**Information provided**
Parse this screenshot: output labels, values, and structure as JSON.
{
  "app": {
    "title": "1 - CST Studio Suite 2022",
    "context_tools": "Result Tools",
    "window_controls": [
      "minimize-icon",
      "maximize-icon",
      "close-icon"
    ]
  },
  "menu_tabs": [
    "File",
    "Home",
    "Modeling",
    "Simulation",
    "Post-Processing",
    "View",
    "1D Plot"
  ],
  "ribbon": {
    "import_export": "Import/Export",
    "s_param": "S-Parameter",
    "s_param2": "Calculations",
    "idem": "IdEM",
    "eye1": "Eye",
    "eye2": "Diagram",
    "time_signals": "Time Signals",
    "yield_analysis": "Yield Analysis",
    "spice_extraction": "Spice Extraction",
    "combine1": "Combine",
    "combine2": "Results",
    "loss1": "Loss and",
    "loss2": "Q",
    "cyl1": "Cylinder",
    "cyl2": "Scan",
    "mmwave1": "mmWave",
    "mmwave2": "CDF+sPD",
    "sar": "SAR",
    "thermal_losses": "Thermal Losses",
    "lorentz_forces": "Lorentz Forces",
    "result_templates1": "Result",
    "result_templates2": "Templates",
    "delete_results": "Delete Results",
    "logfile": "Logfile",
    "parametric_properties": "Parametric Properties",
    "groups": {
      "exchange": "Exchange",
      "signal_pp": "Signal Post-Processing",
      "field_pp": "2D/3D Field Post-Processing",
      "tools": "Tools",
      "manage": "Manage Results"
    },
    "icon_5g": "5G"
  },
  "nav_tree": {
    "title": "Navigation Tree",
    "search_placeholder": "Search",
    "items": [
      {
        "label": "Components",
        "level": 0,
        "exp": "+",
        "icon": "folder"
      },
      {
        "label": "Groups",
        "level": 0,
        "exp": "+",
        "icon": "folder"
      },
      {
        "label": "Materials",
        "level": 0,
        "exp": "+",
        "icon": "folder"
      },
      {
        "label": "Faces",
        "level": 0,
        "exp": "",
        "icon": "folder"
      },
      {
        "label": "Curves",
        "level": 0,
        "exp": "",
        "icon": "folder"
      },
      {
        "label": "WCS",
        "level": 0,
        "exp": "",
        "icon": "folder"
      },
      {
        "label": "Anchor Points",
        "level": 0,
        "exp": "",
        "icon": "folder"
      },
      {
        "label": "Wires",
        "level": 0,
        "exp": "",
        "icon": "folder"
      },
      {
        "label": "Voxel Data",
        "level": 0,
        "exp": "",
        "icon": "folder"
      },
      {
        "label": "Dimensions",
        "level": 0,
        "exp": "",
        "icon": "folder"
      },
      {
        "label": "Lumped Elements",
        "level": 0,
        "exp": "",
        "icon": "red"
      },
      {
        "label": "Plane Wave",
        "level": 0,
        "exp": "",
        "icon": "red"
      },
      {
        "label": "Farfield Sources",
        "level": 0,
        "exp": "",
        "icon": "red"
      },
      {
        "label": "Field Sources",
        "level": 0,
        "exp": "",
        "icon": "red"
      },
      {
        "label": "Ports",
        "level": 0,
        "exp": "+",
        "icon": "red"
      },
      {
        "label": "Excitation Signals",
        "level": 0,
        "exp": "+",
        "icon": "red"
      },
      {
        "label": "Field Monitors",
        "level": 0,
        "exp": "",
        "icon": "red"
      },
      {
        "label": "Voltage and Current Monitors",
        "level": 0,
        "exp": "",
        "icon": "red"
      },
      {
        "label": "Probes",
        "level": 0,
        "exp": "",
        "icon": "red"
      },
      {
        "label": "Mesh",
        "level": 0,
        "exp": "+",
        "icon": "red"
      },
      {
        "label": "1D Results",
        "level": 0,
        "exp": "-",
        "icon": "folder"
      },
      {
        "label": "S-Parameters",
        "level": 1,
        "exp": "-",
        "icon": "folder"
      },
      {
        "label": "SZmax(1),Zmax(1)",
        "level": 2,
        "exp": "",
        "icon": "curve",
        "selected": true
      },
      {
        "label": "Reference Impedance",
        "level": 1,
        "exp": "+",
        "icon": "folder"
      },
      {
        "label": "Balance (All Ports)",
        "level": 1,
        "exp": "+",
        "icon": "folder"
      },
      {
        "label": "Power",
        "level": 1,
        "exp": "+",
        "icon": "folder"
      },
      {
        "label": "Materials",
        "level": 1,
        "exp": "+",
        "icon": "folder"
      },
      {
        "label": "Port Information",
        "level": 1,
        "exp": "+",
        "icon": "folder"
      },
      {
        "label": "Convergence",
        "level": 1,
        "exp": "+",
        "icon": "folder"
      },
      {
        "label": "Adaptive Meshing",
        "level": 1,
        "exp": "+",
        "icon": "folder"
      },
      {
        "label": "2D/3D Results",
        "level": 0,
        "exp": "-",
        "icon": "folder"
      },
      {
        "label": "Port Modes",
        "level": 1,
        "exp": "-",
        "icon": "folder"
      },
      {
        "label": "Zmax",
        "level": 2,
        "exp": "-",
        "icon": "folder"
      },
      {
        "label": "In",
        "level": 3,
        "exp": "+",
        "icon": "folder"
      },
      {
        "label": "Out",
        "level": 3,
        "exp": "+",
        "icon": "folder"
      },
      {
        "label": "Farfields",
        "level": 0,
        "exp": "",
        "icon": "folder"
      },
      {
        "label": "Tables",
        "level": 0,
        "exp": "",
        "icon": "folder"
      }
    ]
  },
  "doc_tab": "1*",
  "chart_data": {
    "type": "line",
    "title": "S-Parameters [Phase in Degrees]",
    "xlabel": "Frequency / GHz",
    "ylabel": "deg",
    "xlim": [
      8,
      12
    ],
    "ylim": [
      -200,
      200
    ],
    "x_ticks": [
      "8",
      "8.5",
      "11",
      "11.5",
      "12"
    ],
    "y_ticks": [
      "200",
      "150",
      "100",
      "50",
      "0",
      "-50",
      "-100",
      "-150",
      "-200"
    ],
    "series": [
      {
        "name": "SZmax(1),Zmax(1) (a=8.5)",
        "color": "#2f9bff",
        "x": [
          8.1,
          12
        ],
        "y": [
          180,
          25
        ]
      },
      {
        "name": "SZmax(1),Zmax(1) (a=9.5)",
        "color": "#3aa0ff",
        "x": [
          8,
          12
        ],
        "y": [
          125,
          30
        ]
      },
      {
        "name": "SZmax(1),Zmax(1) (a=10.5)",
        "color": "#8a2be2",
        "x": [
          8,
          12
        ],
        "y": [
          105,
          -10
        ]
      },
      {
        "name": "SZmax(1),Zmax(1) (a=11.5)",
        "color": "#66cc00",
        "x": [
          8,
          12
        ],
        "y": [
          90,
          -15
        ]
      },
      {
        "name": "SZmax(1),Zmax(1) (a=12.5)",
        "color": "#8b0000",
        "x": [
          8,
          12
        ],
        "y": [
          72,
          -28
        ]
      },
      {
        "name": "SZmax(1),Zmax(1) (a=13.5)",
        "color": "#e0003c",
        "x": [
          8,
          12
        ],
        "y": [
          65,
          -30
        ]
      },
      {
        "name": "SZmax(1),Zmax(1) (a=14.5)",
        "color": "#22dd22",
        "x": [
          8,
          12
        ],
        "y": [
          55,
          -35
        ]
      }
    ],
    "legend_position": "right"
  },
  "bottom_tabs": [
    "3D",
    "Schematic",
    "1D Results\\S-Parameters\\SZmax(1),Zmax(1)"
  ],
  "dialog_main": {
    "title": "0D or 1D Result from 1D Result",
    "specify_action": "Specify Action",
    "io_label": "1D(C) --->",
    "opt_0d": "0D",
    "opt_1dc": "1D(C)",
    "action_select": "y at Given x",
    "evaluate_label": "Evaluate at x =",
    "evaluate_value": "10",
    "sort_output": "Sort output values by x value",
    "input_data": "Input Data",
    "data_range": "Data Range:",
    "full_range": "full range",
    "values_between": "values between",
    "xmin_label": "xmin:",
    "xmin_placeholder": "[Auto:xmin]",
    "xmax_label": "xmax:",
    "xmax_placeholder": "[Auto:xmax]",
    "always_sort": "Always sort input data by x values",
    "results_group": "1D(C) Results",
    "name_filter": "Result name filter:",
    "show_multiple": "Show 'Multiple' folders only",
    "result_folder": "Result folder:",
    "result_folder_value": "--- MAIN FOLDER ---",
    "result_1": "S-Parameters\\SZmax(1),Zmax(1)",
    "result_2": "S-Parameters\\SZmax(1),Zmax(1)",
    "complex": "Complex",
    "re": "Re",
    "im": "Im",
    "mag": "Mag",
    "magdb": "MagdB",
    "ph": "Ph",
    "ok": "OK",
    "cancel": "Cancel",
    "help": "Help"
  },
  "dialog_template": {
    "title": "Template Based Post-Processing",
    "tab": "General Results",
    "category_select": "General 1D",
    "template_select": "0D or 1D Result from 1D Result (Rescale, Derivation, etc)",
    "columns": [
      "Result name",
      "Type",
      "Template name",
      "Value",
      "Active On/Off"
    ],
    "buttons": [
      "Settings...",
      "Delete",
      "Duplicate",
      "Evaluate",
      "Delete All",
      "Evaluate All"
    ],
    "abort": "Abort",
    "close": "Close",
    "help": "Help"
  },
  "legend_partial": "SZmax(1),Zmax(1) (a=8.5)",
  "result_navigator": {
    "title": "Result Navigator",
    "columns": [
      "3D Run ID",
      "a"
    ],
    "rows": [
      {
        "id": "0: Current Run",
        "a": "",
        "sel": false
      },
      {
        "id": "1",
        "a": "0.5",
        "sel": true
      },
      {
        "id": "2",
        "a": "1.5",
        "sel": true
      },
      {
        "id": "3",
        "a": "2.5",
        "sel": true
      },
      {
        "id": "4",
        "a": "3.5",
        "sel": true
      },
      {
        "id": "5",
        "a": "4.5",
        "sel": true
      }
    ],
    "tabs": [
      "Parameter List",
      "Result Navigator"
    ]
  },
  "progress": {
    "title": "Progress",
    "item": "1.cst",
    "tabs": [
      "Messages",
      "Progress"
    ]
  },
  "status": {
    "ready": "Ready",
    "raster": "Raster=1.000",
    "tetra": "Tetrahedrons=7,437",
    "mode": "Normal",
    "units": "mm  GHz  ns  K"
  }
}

**Exercise**
Count every line bearing the word "Ports"; report the total only.

**Correct result**
2